-- Stored entries --
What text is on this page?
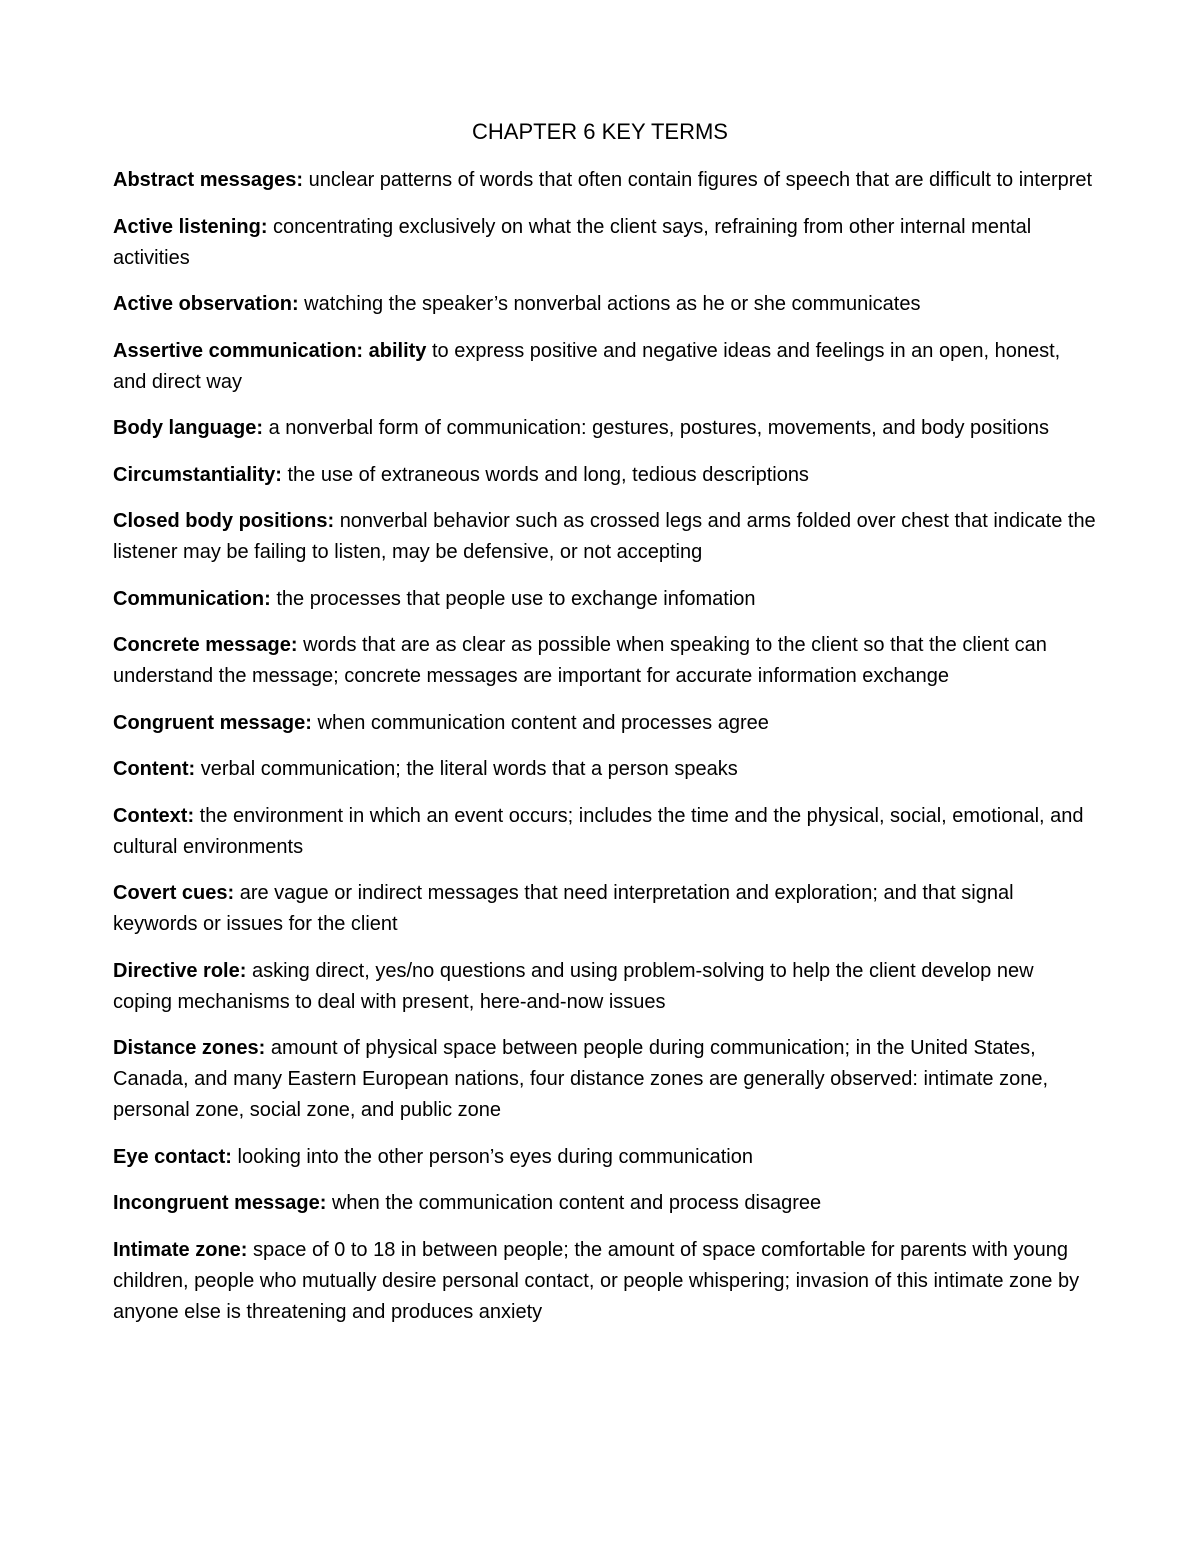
CHAPTER 6 KEY TERMS
Abstract messages: unclear patterns of words that often contain figures of speech that are difficult to interpret
Active listening: concentrating exclusively on what the client says, refraining from other internal mental activities
Active observation: watching the speaker’s nonverbal actions as he or she communicates
Assertive communication: ability to express positive and negative ideas and feelings in an open, honest, and direct way
Body language: a nonverbal form of communication: gestures, postures, movements, and body positions
Circumstantiality: the use of extraneous words and long, tedious descriptions
Closed body positions: nonverbal behavior such as crossed legs and arms folded over chest that indicate the listener may be failing to listen, may be defensive, or not accepting
Communication: the processes that people use to exchange infomation
Concrete message: words that are as clear as possible when speaking to the client so that the client can understand the message; concrete messages are important for accurate information exchange
Congruent message: when communication content and processes agree
Content: verbal communication; the literal words that a person speaks
Context: the environment in which an event occurs; includes the time and the physical, social, emotional, and cultural environments
Covert cues: are vague or indirect messages that need interpretation and exploration; and that signal keywords or issues for the client
Directive role: asking direct, yes/no questions and using problem-solving to help the client develop new coping mechanisms to deal with present, here-and-now issues
Distance zones: amount of physical space between people during communication; in the United States, Canada, and many Eastern European nations, four distance zones are generally observed: intimate zone, personal zone, social zone, and public zone
Eye contact: looking into the other person’s eyes during communication
Incongruent message: when the communication content and process disagree
Intimate zone: space of 0 to 18 in between people; the amount of space comfortable for parents with young children, people who mutually desire personal contact, or people whispering; invasion of this intimate zone by anyone else is threatening and produces anxiety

-- Task requirements --
Count the lines that hold the string "exchange", and reply with that number alone.

-- Solution to this task --
2